■ **Material shown**
★ ★ ★ ★ ★

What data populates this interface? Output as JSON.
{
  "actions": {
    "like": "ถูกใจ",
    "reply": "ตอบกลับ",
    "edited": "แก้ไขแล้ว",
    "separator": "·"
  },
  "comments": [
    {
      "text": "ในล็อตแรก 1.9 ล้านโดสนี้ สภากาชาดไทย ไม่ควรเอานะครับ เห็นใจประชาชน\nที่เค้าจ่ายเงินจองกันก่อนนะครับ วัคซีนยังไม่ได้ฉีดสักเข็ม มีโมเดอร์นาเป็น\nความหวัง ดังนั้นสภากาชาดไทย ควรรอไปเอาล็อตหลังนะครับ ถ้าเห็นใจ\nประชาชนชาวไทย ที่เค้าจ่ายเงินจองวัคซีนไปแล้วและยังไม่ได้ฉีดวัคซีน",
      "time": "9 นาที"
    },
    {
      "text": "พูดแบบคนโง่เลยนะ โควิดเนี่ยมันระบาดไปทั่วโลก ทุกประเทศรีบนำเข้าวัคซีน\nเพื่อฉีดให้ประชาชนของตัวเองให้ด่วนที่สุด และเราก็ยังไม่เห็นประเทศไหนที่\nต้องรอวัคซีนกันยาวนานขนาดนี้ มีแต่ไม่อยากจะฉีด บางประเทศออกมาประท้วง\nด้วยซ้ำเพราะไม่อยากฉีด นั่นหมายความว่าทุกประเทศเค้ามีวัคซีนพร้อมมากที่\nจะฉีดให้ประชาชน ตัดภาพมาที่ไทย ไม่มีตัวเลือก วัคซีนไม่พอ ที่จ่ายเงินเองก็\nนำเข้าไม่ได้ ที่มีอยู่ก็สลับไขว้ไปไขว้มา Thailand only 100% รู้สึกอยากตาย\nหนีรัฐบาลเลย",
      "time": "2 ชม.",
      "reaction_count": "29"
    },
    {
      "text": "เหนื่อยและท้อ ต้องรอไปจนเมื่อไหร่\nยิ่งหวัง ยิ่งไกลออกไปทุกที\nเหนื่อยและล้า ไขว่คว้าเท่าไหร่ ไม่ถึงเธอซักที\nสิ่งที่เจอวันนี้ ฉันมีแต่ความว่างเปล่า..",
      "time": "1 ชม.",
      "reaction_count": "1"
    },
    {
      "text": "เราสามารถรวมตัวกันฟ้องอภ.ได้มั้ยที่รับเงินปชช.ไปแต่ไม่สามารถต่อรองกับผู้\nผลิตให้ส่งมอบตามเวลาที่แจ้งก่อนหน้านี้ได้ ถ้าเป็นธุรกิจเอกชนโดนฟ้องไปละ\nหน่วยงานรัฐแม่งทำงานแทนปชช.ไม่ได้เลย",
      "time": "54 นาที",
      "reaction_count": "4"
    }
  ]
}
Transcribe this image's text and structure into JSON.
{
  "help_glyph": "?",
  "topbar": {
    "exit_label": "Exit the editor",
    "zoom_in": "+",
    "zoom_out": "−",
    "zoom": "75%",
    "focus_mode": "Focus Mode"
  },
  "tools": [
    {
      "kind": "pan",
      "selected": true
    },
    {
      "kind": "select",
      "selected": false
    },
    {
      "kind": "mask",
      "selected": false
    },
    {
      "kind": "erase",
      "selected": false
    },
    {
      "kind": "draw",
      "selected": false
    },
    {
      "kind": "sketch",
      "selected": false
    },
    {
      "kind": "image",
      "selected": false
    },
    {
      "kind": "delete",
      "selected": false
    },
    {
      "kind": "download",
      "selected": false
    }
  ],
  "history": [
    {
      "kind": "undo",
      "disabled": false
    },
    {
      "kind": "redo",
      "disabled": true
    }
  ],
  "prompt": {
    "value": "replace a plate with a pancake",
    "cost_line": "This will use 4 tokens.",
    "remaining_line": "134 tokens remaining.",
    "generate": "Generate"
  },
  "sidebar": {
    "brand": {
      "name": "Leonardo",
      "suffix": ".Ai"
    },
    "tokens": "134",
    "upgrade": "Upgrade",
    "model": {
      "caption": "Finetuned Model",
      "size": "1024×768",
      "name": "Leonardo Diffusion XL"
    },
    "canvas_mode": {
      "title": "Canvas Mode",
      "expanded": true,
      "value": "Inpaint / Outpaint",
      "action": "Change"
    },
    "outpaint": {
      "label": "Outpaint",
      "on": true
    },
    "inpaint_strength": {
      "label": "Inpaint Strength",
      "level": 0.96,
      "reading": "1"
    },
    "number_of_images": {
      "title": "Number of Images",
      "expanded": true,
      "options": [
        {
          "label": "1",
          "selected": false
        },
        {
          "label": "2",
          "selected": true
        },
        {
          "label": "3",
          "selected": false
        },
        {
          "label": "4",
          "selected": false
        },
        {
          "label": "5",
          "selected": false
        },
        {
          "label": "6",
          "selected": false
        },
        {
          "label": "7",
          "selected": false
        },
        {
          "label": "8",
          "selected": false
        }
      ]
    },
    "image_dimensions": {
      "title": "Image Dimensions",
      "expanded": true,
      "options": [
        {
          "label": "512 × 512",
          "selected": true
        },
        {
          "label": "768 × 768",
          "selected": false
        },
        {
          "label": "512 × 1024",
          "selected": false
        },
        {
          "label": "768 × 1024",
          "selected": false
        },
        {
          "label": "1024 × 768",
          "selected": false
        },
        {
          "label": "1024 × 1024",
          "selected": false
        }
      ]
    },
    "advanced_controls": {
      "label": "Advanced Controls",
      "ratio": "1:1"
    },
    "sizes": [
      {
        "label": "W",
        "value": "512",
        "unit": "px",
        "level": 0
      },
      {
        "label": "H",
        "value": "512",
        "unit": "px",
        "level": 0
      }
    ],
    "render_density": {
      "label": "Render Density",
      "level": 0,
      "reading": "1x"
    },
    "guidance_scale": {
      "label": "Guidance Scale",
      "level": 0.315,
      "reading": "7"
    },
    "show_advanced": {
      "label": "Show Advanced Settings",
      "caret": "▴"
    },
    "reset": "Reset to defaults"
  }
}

★ ★ ★ ★ ★

■ **Directions**
Above are the records; retype every one exactly.

■ **Written response**
What data populates this interface? Output as JSON.
{
  "actions": {
    "like": "ถูกใจ",
    "reply": "ตอบกลับ",
    "edited": "แก้ไขแล้ว",
    "separator": "·"
  },
  "comments": [
    {
      "text": "ในล็อตแรก 1.9 ล้านโดสนี้ สภากาชาดไทย ไม่ควรเอานะครับ เห็นใจประชาชน\nที่เค้าจ่ายเงินจองกันก่อนนะครับ วัคซีนยังไม่ได้ฉีดสักเข็ม มีโมเดอร์นาเป็น\nความหวัง ดังนั้นสภากาชาดไทย ควรรอไปเอาล็อตหลังนะครับ ถ้าเห็นใจ\nประชาชนชาวไทย ที่เค้าจ่ายเงินจองวัคซีนไปแล้วและยังไม่ได้ฉีดวัคซีน",
      "time": "9 นาที"
    },
    {
      "text": "พูดแบบคนโง่เลยนะ โควิดเนี่ยมันระบาดไปทั่วโลก ทุกประเทศรีบนำเข้าวัคซีน\nเพื่อฉีดให้ประชาชนของตัวเองให้ด่วนที่สุด และเราก็ยังไม่เห็นประเทศไหนที่\nต้องรอวัคซีนกันยาวนานขนาดนี้ มีแต่ไม่อยากจะฉีด บางประเทศออกมาประท้วง\nด้วยซ้ำเพราะไม่อยากฉีด นั่นหมายความว่าทุกประเทศเค้ามีวัคซีนพร้อมมากที่\nจะฉีดให้ประชาชน ตัดภาพมาที่ไทย ไม่มีตัวเลือก วัคซีนไม่พอ ที่จ่ายเงินเองก็\nนำเข้าไม่ได้ ที่มีอยู่ก็สลับไขว้ไปไขว้มา Thailand only 100% รู้สึกอยากตาย\nหนีรัฐบาลเลย",
      "time": "2 ชม.",
      "reaction_count": "29"
    },
    {
      "text": "เหนื่อยและท้อ ต้องรอไปจนเมื่อไหร่\nยิ่งหวัง ยิ่งไกลออกไปทุกที\nเหนื่อยและล้า ไขว่คว้าเท่าไหร่ ไม่ถึงเธอซักที\nสิ่งที่เจอวันนี้ ฉันมีแต่ความว่างเปล่า..",
      "time": "1 ชม.",
      "reaction_count": "1"
    },
    {
      "text": "เราสามารถรวมตัวกันฟ้องอภ.ได้มั้ยที่รับเงินปชช.ไปแต่ไม่สามารถต่อรองกับผู้\nผลิตให้ส่งมอบตามเวลาที่แจ้งก่อนหน้านี้ได้ ถ้าเป็นธุรกิจเอกชนโดนฟ้องไปละ\nหน่วยงานรัฐแม่งทำงานแทนปชช.ไม่ได้เลย",
      "time": "54 นาที",
      "reaction_count": "4"
    }
  ]
}
Transcribe this image's text and structure into JSON.
{
  "help_glyph": "?",
  "topbar": {
    "exit_label": "Exit the editor",
    "zoom_in": "+",
    "zoom_out": "−",
    "zoom": "75%",
    "focus_mode": "Focus Mode"
  },
  "tools": [
    {
      "kind": "pan",
      "selected": true
    },
    {
      "kind": "select",
      "selected": false
    },
    {
      "kind": "mask",
      "selected": false
    },
    {
      "kind": "erase",
      "selected": false
    },
    {
      "kind": "draw",
      "selected": false
    },
    {
      "kind": "sketch",
      "selected": false
    },
    {
      "kind": "image",
      "selected": false
    },
    {
      "kind": "delete",
      "selected": false
    },
    {
      "kind": "download",
      "selected": false
    }
  ],
  "history": [
    {
      "kind": "undo",
      "disabled": false
    },
    {
      "kind": "redo",
      "disabled": true
    }
  ],
  "prompt": {
    "value": "replace a plate with a pancake",
    "cost_line": "This will use 4 tokens.",
    "remaining_line": "134 tokens remaining.",
    "generate": "Generate"
  },
  "sidebar": {
    "brand": {
      "name": "Leonardo",
      "suffix": ".Ai"
    },
    "tokens": "134",
    "upgrade": "Upgrade",
    "model": {
      "caption": "Finetuned Model",
      "size": "1024×768",
      "name": "Leonardo Diffusion XL"
    },
    "canvas_mode": {
      "title": "Canvas Mode",
      "expanded": true,
      "value": "Inpaint / Outpaint",
      "action": "Change"
    },
    "outpaint": {
      "label": "Outpaint",
      "on": true
    },
    "inpaint_strength": {
      "label": "Inpaint Strength",
      "level": 0.96,
      "reading": "1"
    },
    "number_of_images": {
      "title": "Number of Images",
      "expanded": true,
      "options": [
        {
          "label": "1",
          "selected": false
        },
        {
          "label": "2",
          "selected": true
        },
        {
          "label": "3",
          "selected": false
        },
        {
          "label": "4",
          "selected": false
        },
        {
          "label": "5",
          "selected": false
        },
        {
          "label": "6",
          "selected": false
        },
        {
          "label": "7",
          "selected": false
        },
        {
          "label": "8",
          "selected": false
        }
      ]
    },
    "image_dimensions": {
      "title": "Image Dimensions",
      "expanded": true,
      "options": [
        {
          "label": "512 × 512",
          "selected": true
        },
        {
          "label": "768 × 768",
          "selected": false
        },
        {
          "label": "512 × 1024",
          "selected": false
        },
        {
          "label": "768 × 1024",
          "selected": false
        },
        {
          "label": "1024 × 768",
          "selected": false
        },
        {
          "label": "1024 × 1024",
          "selected": false
        }
      ]
    },
    "advanced_controls": {
      "label": "Advanced Controls",
      "ratio": "1:1"
    },
    "sizes": [
      {
        "label": "W",
        "value": "512",
        "unit": "px",
        "level": 0
      },
      {
        "label": "H",
        "value": "512",
        "unit": "px",
        "level": 0
      }
    ],
    "render_density": {
      "label": "Render Density",
      "level": 0,
      "reading": "1x"
    },
    "guidance_scale": {
      "label": "Guidance Scale",
      "level": 0.315,
      "reading": "7"
    },
    "show_advanced": {
      "label": "Show Advanced Settings",
      "caret": "▴"
    },
    "reset": "Reset to defaults"
  }
}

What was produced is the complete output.